> _Raw records_
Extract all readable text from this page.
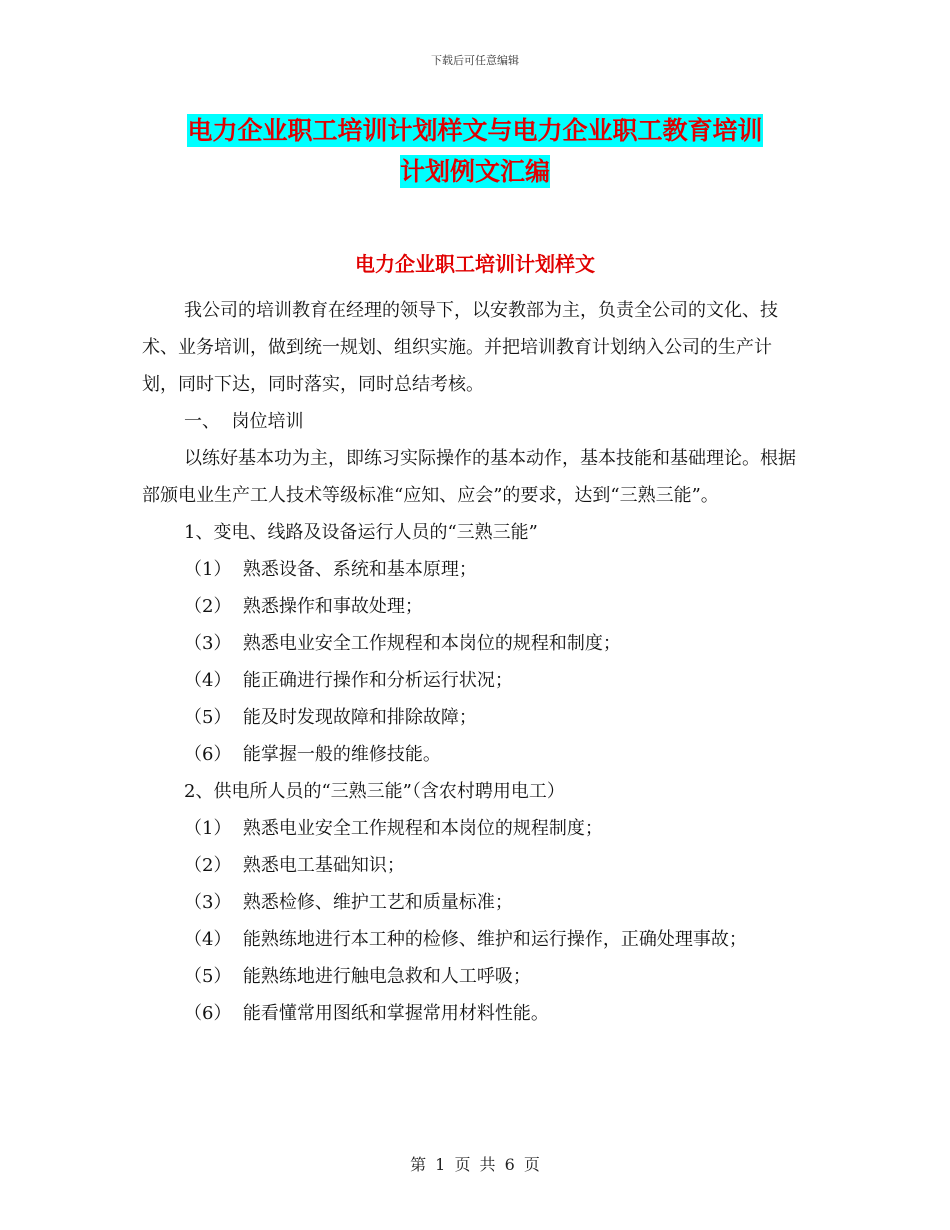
下载后可任意编辑
电力企业职工培训计划样文与电力企业职工教育培训
计划例文汇编
电力企业职工培训计划样文

我公司的培训教育在经理的领导下，以安教部为主，负责全公司的文化、技术、业务培训，做到统一规划、组织实施。并把培训教育计划纳入公司的生产计划，同时下达，同时落实，同时总结考核。

一、  岗位培训

以练好基本功为主，即练习实际操作的基本动作，基本技能和基础理论。根据部颁电业生产工人技术等级标准“应知、应会”的要求，达到“三熟三能”。

1、变电、线路及设备运行人员的“三熟三能”

（1）  熟悉设备、系统和基本原理；

（2）  熟悉操作和事故处理；

（3）  熟悉电业安全工作规程和本岗位的规程和制度；

（4）  能正确进行操作和分析运行状况；

（5）  能及时发现故障和排除故障；

（6）  能掌握一般的维修技能。

2、供电所人员的“三熟三能”（含农村聘用电工）

（1）  熟悉电业安全工作规程和本岗位的规程制度；

（2）  熟悉电工基础知识；

（3）  熟悉检修、维护工艺和质量标准；

（4）  能熟练地进行本工种的检修、维护和运行操作，正确处理事故；

（5）  能熟练地进行触电急救和人工呼吸；

（6）  能看懂常用图纸和掌握常用材料性能。

第 1 页 共 6 页
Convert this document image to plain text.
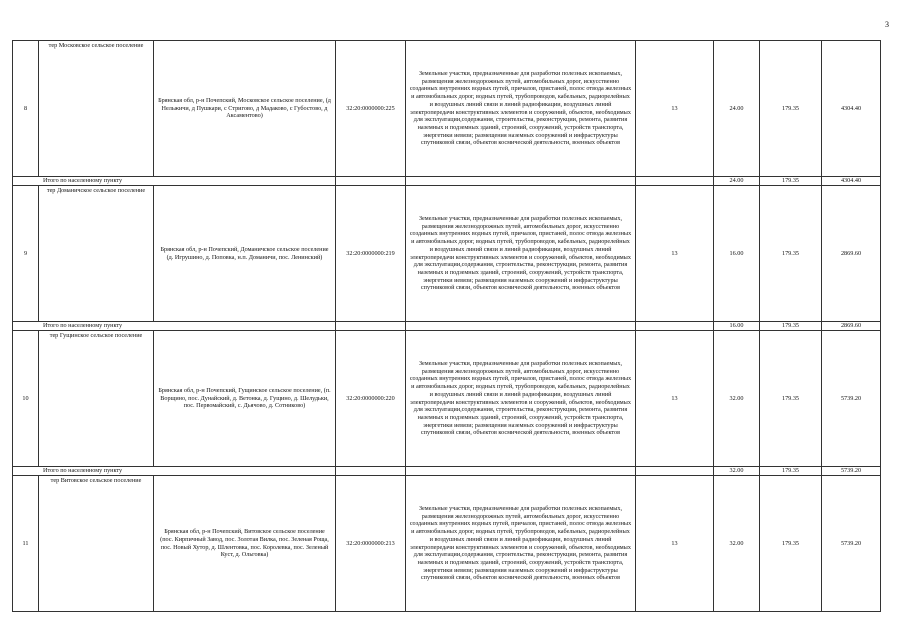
3
8	тер Московское сельское поселение	Брянская обл, р-н Почепский, Московское сельское поселение, (д Нельжичи, д Пушкари, с Стригово, д Мадаково, с Губостово, д Аксаментово)	32:20:0000000:225	Земельные участки, предназначенные для разработки полезных ископаемых, размещения железнодорожных путей, автомобильных дорог, искусственно созданных внутренних водных путей, причалов, пристаней, полос отвода железных и автомобильных дорог, водных путей, трубопроводов, кабельных, радиорелейных и воздушных линий связи и линий радиофикации, воздушных линий электропередачи конструктивных элементов и сооружений, объектов, необходимых для эксплуатации,содержания, строительства, реконструкции, ремонта, развития наземных и подземных зданий, строений, сооружений, устройств транспорта, энергетики иевязи; размещения наземных сооружений и инфраструктуры спутниковой связи, объектов космической деятельности, военных объектов	13	24.00	179.35	4304.40
Итого по населенному пункту						24.00	179.35	4304.40
9	тер Доманичское сельское поселение	Брянская обл, р-н Почепский, Доманичское сельское поселение (д. Игрушино, д. Поповка, н.п. Доманичи, пос. Ленинский)	32:20:0000000:219	Земельные участки, предназначенные для разработки полезных ископаемых, размещения железнодорожных путей, автомобильных дорог, искусственно созданных внутренних водных путей, причалов, пристаней, полос отвода железных и автомобильных дорог, водных путей, трубопроводов, кабельных, радиорелейных и воздушных линий связи и линий радиофикации, воздушных линий электропередачи конструктивных элементов и сооружений, объектов, необходимых для эксплуатации,содержания, строительства, реконструкции, ремонта, развития наземных и подземных зданий, строений, сооружений, устройств транспорта, энергетики иевязи; размещения наземных сооружений и инфраструктуры спутниковой связи, объектов космической деятельности, военных объектов	13	16.00	179.35	2869.60
Итого по населенному пункту						16.00	179.35	2869.60
10	тер Гущинское сельское поселение	Брянская обл, р-н Почепский, Гущинское сельское поселение, (п. Ворщино, пос. Дунайский, д. Ветонка, д. Гущино, д. Шелудьки, пос. Первомайский, с. Дьячово, д. Сотниково)	32:20:0000000:220	Земельные участки, предназначенные для разработки полезных ископаемых, размещения железнодорожных путей, автомобильных дорог, искусственно созданных внутренних водных путей, причалов, пристаней, полос отвода железных и автомобильных дорог, водных путей, трубопроводов, кабельных, радиорелейных и воздушных линий связи и линий радиофикации, воздушных линий электропередачи конструктивных элементов и сооружений, объектов, необходимых для эксплуатации,содержания, строительства, реконструкции, ремонта, развития наземных и подземных зданий, строений, сооружений, устройств транспорта, энергетики иевязи; размещения наземных сооружений и инфраструктуры спутниковой связи, объектов космической деятельности, военных объектов	13	32.00	179.35	5739.20
Итого по населенному пункту						32.00	179.35	5739.20
11	тер Витовское сельское поселение	Брянская обл, р-н Почепский, Витовское сельское поселение (пос. Кирпичный Завод, пос. Золотая Вилка, пос. Зеленая Роща, пос. Новый Хутор, д. Шлентовка, пос. Королевка, пос. Зеленый Куст, д. Ольговка)	32:20:0000000:213	Земельные участки, предназначенные для разработки полезных ископаемых, размещения железнодорожных путей, автомобильных дорог, искусственно созданных внутренних водных путей, причалов, пристаней, полос отвода железных и автомобильных дорог, водных путей, трубопроводов, кабельных, радиорелейных и воздушных линий связи и линий радиофикации, воздушных линий электропередачи конструктивных элементов и сооружений, объектов, необходимых для эксплуатации,содержания, строительства, реконструкции, ремонта, развития наземных и подземных зданий, строений, сооружений, устройств транспорта, энергетики иевязи; размещения наземных сооружений и инфраструктуры спутниковой связи, объектов космической деятельности, военных объектов	13	32.00	179.35	5739.20
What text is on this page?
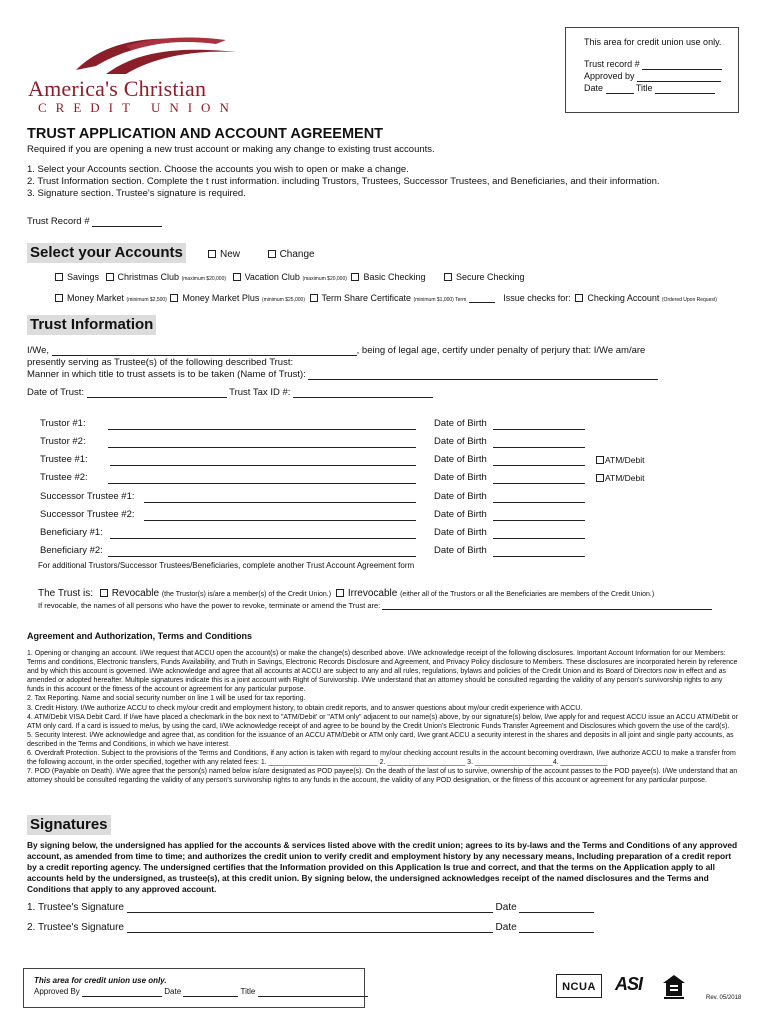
America's Christian
CREDIT UNION
This area for credit union use only.
Trust record #
Approved by
Date	Title
TRUST APPLICATION AND ACCOUNT AGREEMENT
Required if you are opening a new trust account or making any change to existing trust accounts.
1. Select your Accounts section. Choose the accounts you wish to open or make a change.
2. Trust Information section. Complete the t rust information. including Trustors, Trustees, Successor Trustees, and Beneficiaries, and their information.
3. Signature section. Trustee's signature is required.
Trust Record #
Select your Accounts	New	Change
Savings Christmas Club (maximum $20,000) Vacation Club (maximum $20,000) Basic Checking	Secure Checking
Money Market (minimum $2,500) Money Market Plus (minimum $25,000) Term Share Certificate (minimum $1,000) Term	Issue checks for: Checking Account (Ordered Upon Request)
Trust Information
I/We,	, being of legal age, certify under penalty of perjury that: I/We am/are
presently serving as Trustee(s) of the following described Trust:
Manner in which title to trust assets is to be taken (Name of Trust):
Date of Trust:	Trust Tax ID #:
Trustor #1:	Date of Birth
Trustor #2:	Date of Birth
Trustee #1:	Date of Birth	ATM/Debit
Trustee #2:	Date of Birth	ATM/Debit
Successor Trustee #1:	Date of Birth
Successor Trustee #2:	Date of Birth
Beneficiary #1:	Date of Birth
Beneficiary #2:	Date of Birth
For additional Trustors/Successor Trustees/Beneficiaries, complete another Trust Account Agreement form
The Trust is: Revocable (the Trustor(s) is/are a member(s) of the Credit Union.) Irrevocable (either all of the Trustors or all the Beneficiaries are members of the Credit Union.)
If revocable, the names of all persons who have the power to revoke, terminate or amend the Trust are:
Agreement and Authorization, Terms and Conditions

1. Opening or changing an account. I/We request that ACCU open the account(s) or make the change(s) described above. I/We acknowledge receipt of the following disclosures. Important Account Information for our Members: Terms and conditions, Electronic transfers, Funds Availability, and Truth in Savings, Electronic Records Disclosure and Agreement, and Privacy Policy disclosure to Members. These disclosures are incorporated herein by reference and by which this account is governed. I/We acknowledge and agree that all accounts at ACCU are subject to any and all rules, regulations, bylaws and policies of the Credit Union and its Board of Directors now in effect and as amended or adopted hereafter. Multiple signatures indicate this is a joint account with Right of Survivorship. I/We understand that an attorney should be consulted regarding the validity of any person's survivorship rights to any funds in this account or the fitness of the account or agreement for any particular purpose.

2. Tax Reporting. Name and social security number on line 1 will be used for tax reporting.

3. Credit History. I/We authorize ACCU to check my/our credit and employment history, to obtain credit reports, and to answer questions about my/our credit experience with ACCU.

4. ATM/Debit VISA Debit Card. If I/we have placed a checkmark in the box next to "ATM/Debit' or "ATM only" adjacent to our name(s) above, by our signature(s) below, I/we apply for and request ACCU issue an ACCU ATM/Debit or ATM only card. If a card is issued to me/us, by using the card, I/We acknowledge receipt of and agree to be bound by the Credit Union's Electronic Funds Transfer Agreement and Disclosures which govern the use of the card(s).

5. Security Interest. I/We acknowledge and agree that, as condition for the issuance of an ACCU ATM/Debit or ATM only card, I/we grant ACCU a security interest in the shares and deposits in all joint and single party accounts, as described in the Terms and Conditions, in which we have interest.

6. Overdraft Protection. Subject to the provisions of the Terms and Conditions, if any action is taken with regard to my/our checking account results in the account becoming overdrawn, I/we authorize ACCU to make a transfer from the following account, in the order specified, together with any related fees: 1. ____________________________ 2. ____________________ 3. ____________________4. ____________

7. POD (Payable on Death). I/We agree that the person(s) named below is/are designated as POD payee(s). On the death of the last of us to survive, ownership of the account passes to the POD payee(s). I/We understand that an attorney should be consulted regarding the validity of any person's survivorship rights to any funds in the account, the validity of any POD designation, or the fitness of this account or agreement for any particular purpose.

Signatures
By signing below, the undersigned has applied for the accounts & services listed above with the credit union; agrees to its by-laws and the Terms and Conditions of any approved account, as amended from time to time; and authorizes the credit union to verify credit and employment history by any necessary means, Including preparation of a credit report by a credit reporting agency. The undersigned certifies that the Information provided on this Application Is true and correct, and that the terms on the Application apply to all accounts held by the undersigned, as trustee(s), at this credit union. By signing below, the undersigned acknowledges receipt of the named disclosures and the Terms and Conditions that apply to any approved account.
1. Trustee's Signature	Date
2. Trustee's Signature	Date
This area for credit union use only.
Approved By	Date	Title
	NCUA ASI
Rev. 05/2018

> _Written request_
Filter lines by "following" and return each hit.

> _Worked solution_
presently serving as Trustee(s) of the following described Trust:
1. Opening or changing an account. I/We request that ACCU open the account(s) or make the change(s) described above. I/We acknowledge receipt of the following disclosures. Important Account Information for our Members: Terms and conditions, Electronic transfers, Funds Availability, and Truth in Savings, Electronic Records Disclosure and Agreement, and Privacy Policy disclosure to Members. These disclosures are incorporated herein by reference and by which this account is governed. I/We acknowledge and agree that all accounts at ACCU are subject to any and all rules, regulations, bylaws and policies of the Credit Union and its Board of Directors now in effect and as amended or adopted hereafter. Multiple signatures indicate this is a joint account with Right of Survivorship. I/We understand that an attorney should be consulted regarding the validity of any person's survivorship rights to any funds in this account or the fitness of the account or agreement for any particular purpose.
6. Overdraft Protection. Subject to the provisions of the Terms and Conditions, if any action is taken with regard to my/our checking account results in the account becoming overdrawn, I/we authorize ACCU to make a transfer from the following account, in the order specified, together with any related fees: 1. ____________________________ 2. ____________________ 3. ____________________4. ____________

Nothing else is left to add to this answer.